(INFORMATION SHOWN)

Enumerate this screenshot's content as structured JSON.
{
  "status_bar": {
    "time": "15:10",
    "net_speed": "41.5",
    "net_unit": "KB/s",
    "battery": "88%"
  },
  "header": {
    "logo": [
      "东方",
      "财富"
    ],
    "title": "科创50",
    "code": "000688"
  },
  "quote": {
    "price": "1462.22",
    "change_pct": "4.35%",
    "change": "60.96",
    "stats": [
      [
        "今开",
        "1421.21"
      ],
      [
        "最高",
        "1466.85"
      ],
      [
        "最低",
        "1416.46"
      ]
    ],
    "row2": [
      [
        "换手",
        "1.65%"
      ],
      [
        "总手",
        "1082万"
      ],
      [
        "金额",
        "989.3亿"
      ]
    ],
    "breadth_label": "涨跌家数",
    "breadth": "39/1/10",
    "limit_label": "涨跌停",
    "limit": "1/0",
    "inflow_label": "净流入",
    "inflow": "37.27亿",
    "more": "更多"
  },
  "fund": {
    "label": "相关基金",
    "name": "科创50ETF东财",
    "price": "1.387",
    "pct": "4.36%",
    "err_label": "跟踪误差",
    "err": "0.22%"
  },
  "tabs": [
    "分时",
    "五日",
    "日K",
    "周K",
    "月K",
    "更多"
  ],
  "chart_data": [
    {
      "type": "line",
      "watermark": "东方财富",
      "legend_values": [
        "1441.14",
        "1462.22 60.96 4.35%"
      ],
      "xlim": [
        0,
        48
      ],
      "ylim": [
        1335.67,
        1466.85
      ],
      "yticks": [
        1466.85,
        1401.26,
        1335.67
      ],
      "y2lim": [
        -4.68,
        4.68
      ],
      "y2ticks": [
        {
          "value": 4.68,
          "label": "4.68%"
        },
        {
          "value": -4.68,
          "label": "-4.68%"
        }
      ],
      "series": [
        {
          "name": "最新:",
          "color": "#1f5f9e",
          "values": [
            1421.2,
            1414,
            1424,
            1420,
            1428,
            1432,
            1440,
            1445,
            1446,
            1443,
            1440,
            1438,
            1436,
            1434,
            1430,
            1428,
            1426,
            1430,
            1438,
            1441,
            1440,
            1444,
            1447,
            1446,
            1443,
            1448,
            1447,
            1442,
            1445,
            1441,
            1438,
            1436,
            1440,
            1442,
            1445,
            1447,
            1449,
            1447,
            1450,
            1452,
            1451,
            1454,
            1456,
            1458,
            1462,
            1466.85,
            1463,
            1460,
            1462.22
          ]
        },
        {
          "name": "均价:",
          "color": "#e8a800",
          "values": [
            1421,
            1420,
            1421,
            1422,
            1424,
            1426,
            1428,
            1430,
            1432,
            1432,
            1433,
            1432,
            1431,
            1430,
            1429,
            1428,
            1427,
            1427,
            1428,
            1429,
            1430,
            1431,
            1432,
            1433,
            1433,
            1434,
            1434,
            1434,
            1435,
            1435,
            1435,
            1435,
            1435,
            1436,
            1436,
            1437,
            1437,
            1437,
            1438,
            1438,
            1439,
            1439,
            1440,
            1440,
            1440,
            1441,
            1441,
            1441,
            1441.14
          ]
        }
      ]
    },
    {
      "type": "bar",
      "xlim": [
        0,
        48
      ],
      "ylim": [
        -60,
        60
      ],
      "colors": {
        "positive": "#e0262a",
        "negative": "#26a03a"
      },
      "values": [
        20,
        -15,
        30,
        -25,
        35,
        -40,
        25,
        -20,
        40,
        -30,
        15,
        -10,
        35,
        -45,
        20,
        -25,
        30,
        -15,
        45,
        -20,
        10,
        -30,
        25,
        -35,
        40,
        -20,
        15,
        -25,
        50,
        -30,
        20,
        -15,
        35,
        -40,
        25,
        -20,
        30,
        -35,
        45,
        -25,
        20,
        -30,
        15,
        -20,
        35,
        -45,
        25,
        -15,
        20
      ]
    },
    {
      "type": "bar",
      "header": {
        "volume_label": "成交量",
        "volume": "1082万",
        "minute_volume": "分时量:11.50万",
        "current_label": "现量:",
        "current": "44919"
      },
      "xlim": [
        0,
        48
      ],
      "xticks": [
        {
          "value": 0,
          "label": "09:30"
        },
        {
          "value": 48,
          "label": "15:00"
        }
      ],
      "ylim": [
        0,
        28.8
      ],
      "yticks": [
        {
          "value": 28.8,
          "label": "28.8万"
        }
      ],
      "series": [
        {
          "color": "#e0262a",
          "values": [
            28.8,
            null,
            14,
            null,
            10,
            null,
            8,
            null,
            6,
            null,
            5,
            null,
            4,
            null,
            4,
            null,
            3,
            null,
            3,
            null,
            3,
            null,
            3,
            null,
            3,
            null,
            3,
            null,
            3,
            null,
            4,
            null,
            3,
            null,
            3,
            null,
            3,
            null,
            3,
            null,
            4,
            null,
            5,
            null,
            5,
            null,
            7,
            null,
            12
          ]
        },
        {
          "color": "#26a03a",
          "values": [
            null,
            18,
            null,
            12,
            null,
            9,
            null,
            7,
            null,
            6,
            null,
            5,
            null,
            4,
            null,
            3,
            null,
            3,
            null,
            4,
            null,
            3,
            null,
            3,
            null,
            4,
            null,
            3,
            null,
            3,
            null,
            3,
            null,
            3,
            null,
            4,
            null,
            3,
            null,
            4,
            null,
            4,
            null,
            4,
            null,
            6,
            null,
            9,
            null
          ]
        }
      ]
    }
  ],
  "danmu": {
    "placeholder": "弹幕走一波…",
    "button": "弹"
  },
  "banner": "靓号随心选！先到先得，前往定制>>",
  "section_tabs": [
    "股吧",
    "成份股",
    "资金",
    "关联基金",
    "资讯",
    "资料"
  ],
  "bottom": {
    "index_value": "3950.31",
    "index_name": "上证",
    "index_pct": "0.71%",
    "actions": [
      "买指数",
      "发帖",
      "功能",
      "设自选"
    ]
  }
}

(GIVEN INSTRUCTION)
Each record should come back exactly as written.

(WRITTEN REPLY)
Enumerate this screenshot's content as structured JSON.
{
  "status_bar": {
    "time": "15:10",
    "net_speed": "41.5",
    "net_unit": "KB/s",
    "battery": "88%"
  },
  "header": {
    "logo": [
      "东方",
      "财富"
    ],
    "title": "科创50",
    "code": "000688"
  },
  "quote": {
    "price": "1462.22",
    "change_pct": "4.35%",
    "change": "60.96",
    "stats": [
      [
        "今开",
        "1421.21"
      ],
      [
        "最高",
        "1466.85"
      ],
      [
        "最低",
        "1416.46"
      ]
    ],
    "row2": [
      [
        "换手",
        "1.65%"
      ],
      [
        "总手",
        "1082万"
      ],
      [
        "金额",
        "989.3亿"
      ]
    ],
    "breadth_label": "涨跌家数",
    "breadth": "39/1/10",
    "limit_label": "涨跌停",
    "limit": "1/0",
    "inflow_label": "净流入",
    "inflow": "37.27亿",
    "more": "更多"
  },
  "fund": {
    "label": "相关基金",
    "name": "科创50ETF东财",
    "price": "1.387",
    "pct": "4.36%",
    "err_label": "跟踪误差",
    "err": "0.22%"
  },
  "tabs": [
    "分时",
    "五日",
    "日K",
    "周K",
    "月K",
    "更多"
  ],
  "chart_data": [
    {
      "type": "line",
      "watermark": "东方财富",
      "legend_values": [
        "1441.14",
        "1462.22 60.96 4.35%"
      ],
      "xlim": [
        0,
        48
      ],
      "ylim": [
        1335.67,
        1466.85
      ],
      "yticks": [
        1466.85,
        1401.26,
        1335.67
      ],
      "y2lim": [
        -4.68,
        4.68
      ],
      "y2ticks": [
        {
          "value": 4.68,
          "label": "4.68%"
        },
        {
          "value": -4.68,
          "label": "-4.68%"
        }
      ],
      "series": [
        {
          "name": "最新:",
          "color": "#1f5f9e",
          "values": [
            1421.2,
            1414,
            1424,
            1420,
            1428,
            1432,
            1440,
            1445,
            1446,
            1443,
            1440,
            1438,
            1436,
            1434,
            1430,
            1428,
            1426,
            1430,
            1438,
            1441,
            1440,
            1444,
            1447,
            1446,
            1443,
            1448,
            1447,
            1442,
            1445,
            1441,
            1438,
            1436,
            1440,
            1442,
            1445,
            1447,
            1449,
            1447,
            1450,
            1452,
            1451,
            1454,
            1456,
            1458,
            1462,
            1466.85,
            1463,
            1460,
            1462.22
          ]
        },
        {
          "name": "均价:",
          "color": "#e8a800",
          "values": [
            1421,
            1420,
            1421,
            1422,
            1424,
            1426,
            1428,
            1430,
            1432,
            1432,
            1433,
            1432,
            1431,
            1430,
            1429,
            1428,
            1427,
            1427,
            1428,
            1429,
            1430,
            1431,
            1432,
            1433,
            1433,
            1434,
            1434,
            1434,
            1435,
            1435,
            1435,
            1435,
            1435,
            1436,
            1436,
            1437,
            1437,
            1437,
            1438,
            1438,
            1439,
            1439,
            1440,
            1440,
            1440,
            1441,
            1441,
            1441,
            1441.14
          ]
        }
      ]
    },
    {
      "type": "bar",
      "xlim": [
        0,
        48
      ],
      "ylim": [
        -60,
        60
      ],
      "colors": {
        "positive": "#e0262a",
        "negative": "#26a03a"
      },
      "values": [
        20,
        -15,
        30,
        -25,
        35,
        -40,
        25,
        -20,
        40,
        -30,
        15,
        -10,
        35,
        -45,
        20,
        -25,
        30,
        -15,
        45,
        -20,
        10,
        -30,
        25,
        -35,
        40,
        -20,
        15,
        -25,
        50,
        -30,
        20,
        -15,
        35,
        -40,
        25,
        -20,
        30,
        -35,
        45,
        -25,
        20,
        -30,
        15,
        -20,
        35,
        -45,
        25,
        -15,
        20
      ]
    },
    {
      "type": "bar",
      "header": {
        "volume_label": "成交量",
        "volume": "1082万",
        "minute_volume": "分时量:11.50万",
        "current_label": "现量:",
        "current": "44919"
      },
      "xlim": [
        0,
        48
      ],
      "xticks": [
        {
          "value": 0,
          "label": "09:30"
        },
        {
          "value": 48,
          "label": "15:00"
        }
      ],
      "ylim": [
        0,
        28.8
      ],
      "yticks": [
        {
          "value": 28.8,
          "label": "28.8万"
        }
      ],
      "series": [
        {
          "color": "#e0262a",
          "values": [
            28.8,
            null,
            14,
            null,
            10,
            null,
            8,
            null,
            6,
            null,
            5,
            null,
            4,
            null,
            4,
            null,
            3,
            null,
            3,
            null,
            3,
            null,
            3,
            null,
            3,
            null,
            3,
            null,
            3,
            null,
            4,
            null,
            3,
            null,
            3,
            null,
            3,
            null,
            3,
            null,
            4,
            null,
            5,
            null,
            5,
            null,
            7,
            null,
            12
          ]
        },
        {
          "color": "#26a03a",
          "values": [
            null,
            18,
            null,
            12,
            null,
            9,
            null,
            7,
            null,
            6,
            null,
            5,
            null,
            4,
            null,
            3,
            null,
            3,
            null,
            4,
            null,
            3,
            null,
            3,
            null,
            4,
            null,
            3,
            null,
            3,
            null,
            3,
            null,
            3,
            null,
            4,
            null,
            3,
            null,
            4,
            null,
            4,
            null,
            4,
            null,
            6,
            null,
            9,
            null
          ]
        }
      ]
    }
  ],
  "danmu": {
    "placeholder": "弹幕走一波…",
    "button": "弹"
  },
  "banner": "靓号随心选！先到先得，前往定制>>",
  "section_tabs": [
    "股吧",
    "成份股",
    "资金",
    "关联基金",
    "资讯",
    "资料"
  ],
  "bottom": {
    "index_value": "3950.31",
    "index_name": "上证",
    "index_pct": "0.71%",
    "actions": [
      "买指数",
      "发帖",
      "功能",
      "设自选"
    ]
  }
}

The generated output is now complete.